* [Exercise]: The exercise asks you to copy every line below in which "title" appears.
* Begin Supplied records *
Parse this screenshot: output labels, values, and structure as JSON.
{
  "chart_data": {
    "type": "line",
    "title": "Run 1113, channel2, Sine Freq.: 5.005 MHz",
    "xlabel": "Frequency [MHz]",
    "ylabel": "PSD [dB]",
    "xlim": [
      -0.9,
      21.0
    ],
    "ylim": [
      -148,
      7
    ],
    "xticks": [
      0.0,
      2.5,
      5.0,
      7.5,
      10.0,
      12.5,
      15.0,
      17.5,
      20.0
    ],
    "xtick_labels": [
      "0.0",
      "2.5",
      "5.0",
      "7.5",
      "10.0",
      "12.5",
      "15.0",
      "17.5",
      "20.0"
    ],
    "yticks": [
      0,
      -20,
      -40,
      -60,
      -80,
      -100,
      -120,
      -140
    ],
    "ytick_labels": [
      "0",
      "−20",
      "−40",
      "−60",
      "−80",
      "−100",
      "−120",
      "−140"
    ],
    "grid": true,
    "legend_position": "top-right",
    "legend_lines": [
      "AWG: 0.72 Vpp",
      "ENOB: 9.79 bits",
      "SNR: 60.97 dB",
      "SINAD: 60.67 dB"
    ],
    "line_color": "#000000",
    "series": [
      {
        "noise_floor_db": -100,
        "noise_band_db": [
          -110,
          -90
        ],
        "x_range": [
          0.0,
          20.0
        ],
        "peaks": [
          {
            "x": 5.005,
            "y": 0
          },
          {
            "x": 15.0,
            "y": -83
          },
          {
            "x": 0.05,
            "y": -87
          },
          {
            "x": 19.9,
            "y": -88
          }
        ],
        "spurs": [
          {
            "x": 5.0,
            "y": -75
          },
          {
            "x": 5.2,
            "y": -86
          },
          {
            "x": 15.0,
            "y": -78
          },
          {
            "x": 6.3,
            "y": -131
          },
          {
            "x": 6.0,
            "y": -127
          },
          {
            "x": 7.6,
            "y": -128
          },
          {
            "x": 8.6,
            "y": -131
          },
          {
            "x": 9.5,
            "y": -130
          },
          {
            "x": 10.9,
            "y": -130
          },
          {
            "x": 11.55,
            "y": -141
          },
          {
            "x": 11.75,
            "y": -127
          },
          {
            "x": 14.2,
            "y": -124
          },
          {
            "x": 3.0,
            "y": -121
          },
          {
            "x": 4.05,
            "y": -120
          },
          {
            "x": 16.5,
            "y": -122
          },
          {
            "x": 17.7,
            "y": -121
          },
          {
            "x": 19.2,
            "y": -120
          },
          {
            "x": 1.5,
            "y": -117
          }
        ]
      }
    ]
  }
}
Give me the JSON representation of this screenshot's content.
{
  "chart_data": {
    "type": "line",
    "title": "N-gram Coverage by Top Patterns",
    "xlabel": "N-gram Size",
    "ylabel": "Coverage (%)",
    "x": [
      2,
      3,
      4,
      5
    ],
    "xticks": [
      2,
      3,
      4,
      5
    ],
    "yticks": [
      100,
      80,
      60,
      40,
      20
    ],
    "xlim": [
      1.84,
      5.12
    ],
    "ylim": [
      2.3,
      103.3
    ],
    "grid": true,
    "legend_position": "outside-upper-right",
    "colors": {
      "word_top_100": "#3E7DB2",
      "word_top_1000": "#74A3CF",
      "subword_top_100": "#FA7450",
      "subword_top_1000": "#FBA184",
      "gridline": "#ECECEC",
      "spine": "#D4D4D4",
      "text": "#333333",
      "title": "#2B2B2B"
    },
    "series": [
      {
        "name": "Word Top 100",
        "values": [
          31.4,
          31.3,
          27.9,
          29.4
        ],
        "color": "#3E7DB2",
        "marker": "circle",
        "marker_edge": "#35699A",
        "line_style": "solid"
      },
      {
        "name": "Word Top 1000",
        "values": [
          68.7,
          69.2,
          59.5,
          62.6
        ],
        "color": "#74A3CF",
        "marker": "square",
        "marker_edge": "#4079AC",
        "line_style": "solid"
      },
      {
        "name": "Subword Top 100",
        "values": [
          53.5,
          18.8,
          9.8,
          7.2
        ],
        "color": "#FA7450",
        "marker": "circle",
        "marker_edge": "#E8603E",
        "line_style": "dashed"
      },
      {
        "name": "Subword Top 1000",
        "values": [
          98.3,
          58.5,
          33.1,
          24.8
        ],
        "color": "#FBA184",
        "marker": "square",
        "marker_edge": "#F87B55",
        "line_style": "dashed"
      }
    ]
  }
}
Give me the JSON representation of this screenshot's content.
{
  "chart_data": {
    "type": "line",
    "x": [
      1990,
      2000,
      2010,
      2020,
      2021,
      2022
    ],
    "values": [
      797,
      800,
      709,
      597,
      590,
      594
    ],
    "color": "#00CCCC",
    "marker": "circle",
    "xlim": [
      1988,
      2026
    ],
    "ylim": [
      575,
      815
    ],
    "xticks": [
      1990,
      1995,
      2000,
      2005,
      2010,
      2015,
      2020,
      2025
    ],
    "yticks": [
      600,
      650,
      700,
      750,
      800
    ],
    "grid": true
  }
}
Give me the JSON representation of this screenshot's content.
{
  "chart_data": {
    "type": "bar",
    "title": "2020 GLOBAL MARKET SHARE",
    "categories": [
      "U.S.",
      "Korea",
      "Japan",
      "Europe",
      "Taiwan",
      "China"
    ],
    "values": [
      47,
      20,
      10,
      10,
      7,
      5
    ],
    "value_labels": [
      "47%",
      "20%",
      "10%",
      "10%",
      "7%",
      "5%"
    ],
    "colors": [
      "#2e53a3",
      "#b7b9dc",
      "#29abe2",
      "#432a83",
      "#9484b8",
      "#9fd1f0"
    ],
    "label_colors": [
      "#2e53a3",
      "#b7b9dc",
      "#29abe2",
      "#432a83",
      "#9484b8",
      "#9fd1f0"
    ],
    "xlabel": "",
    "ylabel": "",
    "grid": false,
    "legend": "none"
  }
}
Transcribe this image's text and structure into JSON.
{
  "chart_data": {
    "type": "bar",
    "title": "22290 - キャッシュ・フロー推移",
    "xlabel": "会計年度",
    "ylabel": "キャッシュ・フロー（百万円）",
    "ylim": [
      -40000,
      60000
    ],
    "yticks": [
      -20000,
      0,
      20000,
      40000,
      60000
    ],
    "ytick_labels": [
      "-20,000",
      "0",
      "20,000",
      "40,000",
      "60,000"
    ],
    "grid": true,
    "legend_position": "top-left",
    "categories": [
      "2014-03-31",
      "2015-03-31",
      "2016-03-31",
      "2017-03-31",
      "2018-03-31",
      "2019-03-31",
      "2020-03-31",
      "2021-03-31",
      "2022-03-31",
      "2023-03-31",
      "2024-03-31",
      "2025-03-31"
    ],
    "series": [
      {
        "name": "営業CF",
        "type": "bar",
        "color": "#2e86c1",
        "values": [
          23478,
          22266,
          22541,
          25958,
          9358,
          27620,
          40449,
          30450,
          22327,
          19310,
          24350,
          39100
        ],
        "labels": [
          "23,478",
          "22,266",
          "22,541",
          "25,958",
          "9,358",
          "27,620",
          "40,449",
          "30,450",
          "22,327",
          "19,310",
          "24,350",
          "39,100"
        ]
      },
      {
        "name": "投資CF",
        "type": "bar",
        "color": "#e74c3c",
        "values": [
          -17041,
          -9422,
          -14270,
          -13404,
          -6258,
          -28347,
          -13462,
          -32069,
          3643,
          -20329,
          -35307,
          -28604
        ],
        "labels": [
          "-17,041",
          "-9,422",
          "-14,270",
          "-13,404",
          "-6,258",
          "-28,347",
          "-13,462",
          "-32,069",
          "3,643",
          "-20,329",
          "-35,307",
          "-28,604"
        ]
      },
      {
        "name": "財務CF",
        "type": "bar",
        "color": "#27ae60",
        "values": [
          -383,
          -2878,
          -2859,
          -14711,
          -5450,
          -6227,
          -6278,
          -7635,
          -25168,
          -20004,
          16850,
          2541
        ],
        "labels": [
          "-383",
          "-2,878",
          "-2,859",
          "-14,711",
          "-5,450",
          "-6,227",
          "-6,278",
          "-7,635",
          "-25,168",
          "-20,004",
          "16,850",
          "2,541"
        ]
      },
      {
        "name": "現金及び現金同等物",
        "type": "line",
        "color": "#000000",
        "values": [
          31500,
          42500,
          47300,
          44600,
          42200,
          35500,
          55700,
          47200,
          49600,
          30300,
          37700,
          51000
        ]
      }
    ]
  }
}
* End Supplied records *
* [Complete answer]:
    "title": "Run 1113, channel2, Sine Freq.: 5.005 MHz",
    "title": "N-gram Coverage by Top Patterns",
      "title": "#2B2B2B"
    "title": "2020 GLOBAL MARKET SHARE",
    "title": "22290 - キャッシュ・フロー推移",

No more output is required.